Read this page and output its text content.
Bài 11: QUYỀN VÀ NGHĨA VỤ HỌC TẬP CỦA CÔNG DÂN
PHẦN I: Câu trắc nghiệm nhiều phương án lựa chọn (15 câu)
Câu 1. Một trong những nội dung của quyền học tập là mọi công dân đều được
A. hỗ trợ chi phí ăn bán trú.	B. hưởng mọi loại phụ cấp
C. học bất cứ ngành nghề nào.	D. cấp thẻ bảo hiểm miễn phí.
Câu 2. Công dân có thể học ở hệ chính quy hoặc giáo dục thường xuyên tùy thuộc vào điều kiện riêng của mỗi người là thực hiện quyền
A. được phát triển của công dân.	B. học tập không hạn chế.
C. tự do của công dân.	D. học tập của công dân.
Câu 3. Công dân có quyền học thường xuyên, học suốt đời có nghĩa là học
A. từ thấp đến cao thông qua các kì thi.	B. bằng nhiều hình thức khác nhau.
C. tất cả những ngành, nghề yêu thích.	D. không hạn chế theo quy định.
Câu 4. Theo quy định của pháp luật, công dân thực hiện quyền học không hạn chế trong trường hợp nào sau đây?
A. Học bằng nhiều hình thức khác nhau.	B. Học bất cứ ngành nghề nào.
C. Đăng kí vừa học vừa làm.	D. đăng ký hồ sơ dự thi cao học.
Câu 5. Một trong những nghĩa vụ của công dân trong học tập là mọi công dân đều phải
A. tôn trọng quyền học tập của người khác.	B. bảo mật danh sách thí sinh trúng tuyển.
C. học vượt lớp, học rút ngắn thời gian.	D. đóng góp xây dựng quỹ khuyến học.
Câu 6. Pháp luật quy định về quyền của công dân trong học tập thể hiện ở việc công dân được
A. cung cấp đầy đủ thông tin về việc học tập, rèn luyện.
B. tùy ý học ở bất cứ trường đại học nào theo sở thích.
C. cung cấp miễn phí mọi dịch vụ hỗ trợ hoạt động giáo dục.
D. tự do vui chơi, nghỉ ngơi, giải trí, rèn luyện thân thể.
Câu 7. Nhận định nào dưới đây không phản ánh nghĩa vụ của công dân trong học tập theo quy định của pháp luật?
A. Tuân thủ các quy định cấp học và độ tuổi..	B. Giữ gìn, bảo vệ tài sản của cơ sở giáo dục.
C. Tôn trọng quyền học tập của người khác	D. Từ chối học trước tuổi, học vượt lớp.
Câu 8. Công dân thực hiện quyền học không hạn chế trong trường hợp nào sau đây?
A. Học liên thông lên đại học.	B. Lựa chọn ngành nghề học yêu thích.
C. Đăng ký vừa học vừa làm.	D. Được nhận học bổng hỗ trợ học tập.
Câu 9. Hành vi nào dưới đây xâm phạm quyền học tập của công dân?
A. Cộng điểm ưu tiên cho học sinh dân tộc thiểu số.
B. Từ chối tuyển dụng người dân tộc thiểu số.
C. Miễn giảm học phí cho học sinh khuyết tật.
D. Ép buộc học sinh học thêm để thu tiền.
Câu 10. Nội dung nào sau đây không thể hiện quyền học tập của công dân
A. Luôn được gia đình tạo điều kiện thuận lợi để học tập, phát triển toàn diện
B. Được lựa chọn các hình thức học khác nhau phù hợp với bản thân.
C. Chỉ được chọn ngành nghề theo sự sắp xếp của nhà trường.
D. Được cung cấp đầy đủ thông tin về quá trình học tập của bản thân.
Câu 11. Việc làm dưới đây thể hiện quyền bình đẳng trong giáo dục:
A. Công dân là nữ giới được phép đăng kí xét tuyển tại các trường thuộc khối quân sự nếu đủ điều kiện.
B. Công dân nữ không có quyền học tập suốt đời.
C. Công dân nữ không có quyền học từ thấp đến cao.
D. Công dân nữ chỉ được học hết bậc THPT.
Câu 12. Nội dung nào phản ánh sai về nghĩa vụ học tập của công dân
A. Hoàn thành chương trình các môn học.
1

(Problem requirements):
Reproduce the data shown above exactly.

(Correct answer):
Read this page and output its text content.
Bài 11: QUYỀN VÀ NGHĨA VỤ HỌC TẬP CỦA CÔNG DÂN
PHẦN I: Câu trắc nghiệm nhiều phương án lựa chọn (15 câu)
Câu 1. Một trong những nội dung của quyền học tập là mọi công dân đều được
A. hỗ trợ chi phí ăn bán trú.	B. hưởng mọi loại phụ cấp
C. học bất cứ ngành nghề nào.	D. cấp thẻ bảo hiểm miễn phí.
Câu 2. Công dân có thể học ở hệ chính quy hoặc giáo dục thường xuyên tùy thuộc vào điều kiện riêng của mỗi người là thực hiện quyền
A. được phát triển của công dân.	B. học tập không hạn chế.
C. tự do của công dân.	D. học tập của công dân.
Câu 3. Công dân có quyền học thường xuyên, học suốt đời có nghĩa là học
A. từ thấp đến cao thông qua các kì thi.	B. bằng nhiều hình thức khác nhau.
C. tất cả những ngành, nghề yêu thích.	D. không hạn chế theo quy định.
Câu 4. Theo quy định của pháp luật, công dân thực hiện quyền học không hạn chế trong trường hợp nào sau đây?
A. Học bằng nhiều hình thức khác nhau.	B. Học bất cứ ngành nghề nào.
C. Đăng kí vừa học vừa làm.	D. đăng ký hồ sơ dự thi cao học.
Câu 5. Một trong những nghĩa vụ của công dân trong học tập là mọi công dân đều phải
A. tôn trọng quyền học tập của người khác.	B. bảo mật danh sách thí sinh trúng tuyển.
C. học vượt lớp, học rút ngắn thời gian.	D. đóng góp xây dựng quỹ khuyến học.
Câu 6. Pháp luật quy định về quyền của công dân trong học tập thể hiện ở việc công dân được
A. cung cấp đầy đủ thông tin về việc học tập, rèn luyện.
B. tùy ý học ở bất cứ trường đại học nào theo sở thích.
C. cung cấp miễn phí mọi dịch vụ hỗ trợ hoạt động giáo dục.
D. tự do vui chơi, nghỉ ngơi, giải trí, rèn luyện thân thể.
Câu 7. Nhận định nào dưới đây không phản ánh nghĩa vụ của công dân trong học tập theo quy định của pháp luật?
A. Tuân thủ các quy định cấp học và độ tuổi..	B. Giữ gìn, bảo vệ tài sản của cơ sở giáo dục.
C. Tôn trọng quyền học tập của người khác	D. Từ chối học trước tuổi, học vượt lớp.
Câu 8. Công dân thực hiện quyền học không hạn chế trong trường hợp nào sau đây?
A. Học liên thông lên đại học.	B. Lựa chọn ngành nghề học yêu thích.
C. Đăng ký vừa học vừa làm.	D. Được nhận học bổng hỗ trợ học tập.
Câu 9. Hành vi nào dưới đây xâm phạm quyền học tập của công dân?
A. Cộng điểm ưu tiên cho học sinh dân tộc thiểu số.
B. Từ chối tuyển dụng người dân tộc thiểu số.
C. Miễn giảm học phí cho học sinh khuyết tật.
D. Ép buộc học sinh học thêm để thu tiền.
Câu 10. Nội dung nào sau đây không thể hiện quyền học tập của công dân
A. Luôn được gia đình tạo điều kiện thuận lợi để học tập, phát triển toàn diện
B. Được lựa chọn các hình thức học khác nhau phù hợp với bản thân.
C. Chỉ được chọn ngành nghề theo sự sắp xếp của nhà trường.
D. Được cung cấp đầy đủ thông tin về quá trình học tập của bản thân.
Câu 11. Việc làm dưới đây thể hiện quyền bình đẳng trong giáo dục:
A. Công dân là nữ giới được phép đăng kí xét tuyển tại các trường thuộc khối quân sự nếu đủ điều kiện.
B. Công dân nữ không có quyền học tập suốt đời.
C. Công dân nữ không có quyền học từ thấp đến cao.
D. Công dân nữ chỉ được học hết bậc THPT.
Câu 12. Nội dung nào phản ánh sai về nghĩa vụ học tập của công dân
A. Hoàn thành chương trình các môn học.
1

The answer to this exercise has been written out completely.